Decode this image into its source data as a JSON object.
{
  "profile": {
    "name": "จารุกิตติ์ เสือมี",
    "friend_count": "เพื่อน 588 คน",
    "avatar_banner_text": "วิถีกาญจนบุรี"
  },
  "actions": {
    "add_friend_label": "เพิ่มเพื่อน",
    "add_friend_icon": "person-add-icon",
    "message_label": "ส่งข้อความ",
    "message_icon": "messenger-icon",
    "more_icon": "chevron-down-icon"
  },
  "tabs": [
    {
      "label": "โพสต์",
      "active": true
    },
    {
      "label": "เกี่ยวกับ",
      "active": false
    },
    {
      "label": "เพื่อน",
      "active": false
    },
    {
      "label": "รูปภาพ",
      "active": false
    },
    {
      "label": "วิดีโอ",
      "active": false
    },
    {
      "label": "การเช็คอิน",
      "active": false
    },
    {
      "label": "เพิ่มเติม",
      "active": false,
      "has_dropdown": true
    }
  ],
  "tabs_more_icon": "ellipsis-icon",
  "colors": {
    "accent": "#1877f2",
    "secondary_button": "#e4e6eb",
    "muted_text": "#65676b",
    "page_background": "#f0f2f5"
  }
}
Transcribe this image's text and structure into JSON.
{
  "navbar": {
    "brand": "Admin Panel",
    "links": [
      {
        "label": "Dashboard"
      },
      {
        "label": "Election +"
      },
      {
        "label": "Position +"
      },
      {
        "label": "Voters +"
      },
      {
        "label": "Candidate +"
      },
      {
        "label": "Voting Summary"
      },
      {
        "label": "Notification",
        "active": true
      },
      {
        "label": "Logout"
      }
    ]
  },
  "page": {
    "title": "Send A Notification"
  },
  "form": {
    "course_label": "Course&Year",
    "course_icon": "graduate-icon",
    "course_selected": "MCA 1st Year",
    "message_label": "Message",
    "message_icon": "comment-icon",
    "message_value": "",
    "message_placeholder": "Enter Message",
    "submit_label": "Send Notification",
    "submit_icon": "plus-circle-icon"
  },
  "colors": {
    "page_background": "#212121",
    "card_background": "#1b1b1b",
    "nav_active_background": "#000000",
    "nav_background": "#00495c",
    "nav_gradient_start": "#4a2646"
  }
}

----------

= Goal =
Transcribe the entire listing above precisely.

= Result for this task =
Decode this image into its source data as a JSON object.
{
  "profile": {
    "name": "จารุกิตติ์ เสือมี",
    "friend_count": "เพื่อน 588 คน",
    "avatar_banner_text": "วิถีกาญจนบุรี"
  },
  "actions": {
    "add_friend_label": "เพิ่มเพื่อน",
    "add_friend_icon": "person-add-icon",
    "message_label": "ส่งข้อความ",
    "message_icon": "messenger-icon",
    "more_icon": "chevron-down-icon"
  },
  "tabs": [
    {
      "label": "โพสต์",
      "active": true
    },
    {
      "label": "เกี่ยวกับ",
      "active": false
    },
    {
      "label": "เพื่อน",
      "active": false
    },
    {
      "label": "รูปภาพ",
      "active": false
    },
    {
      "label": "วิดีโอ",
      "active": false
    },
    {
      "label": "การเช็คอิน",
      "active": false
    },
    {
      "label": "เพิ่มเติม",
      "active": false,
      "has_dropdown": true
    }
  ],
  "tabs_more_icon": "ellipsis-icon",
  "colors": {
    "accent": "#1877f2",
    "secondary_button": "#e4e6eb",
    "muted_text": "#65676b",
    "page_background": "#f0f2f5"
  }
}
Transcribe this image's text and structure into JSON.
{
  "navbar": {
    "brand": "Admin Panel",
    "links": [
      {
        "label": "Dashboard"
      },
      {
        "label": "Election +"
      },
      {
        "label": "Position +"
      },
      {
        "label": "Voters +"
      },
      {
        "label": "Candidate +"
      },
      {
        "label": "Voting Summary"
      },
      {
        "label": "Notification",
        "active": true
      },
      {
        "label": "Logout"
      }
    ]
  },
  "page": {
    "title": "Send A Notification"
  },
  "form": {
    "course_label": "Course&Year",
    "course_icon": "graduate-icon",
    "course_selected": "MCA 1st Year",
    "message_label": "Message",
    "message_icon": "comment-icon",
    "message_value": "",
    "message_placeholder": "Enter Message",
    "submit_label": "Send Notification",
    "submit_icon": "plus-circle-icon"
  },
  "colors": {
    "page_background": "#212121",
    "card_background": "#1b1b1b",
    "nav_active_background": "#000000",
    "nav_background": "#00495c",
    "nav_gradient_start": "#4a2646"
  }
}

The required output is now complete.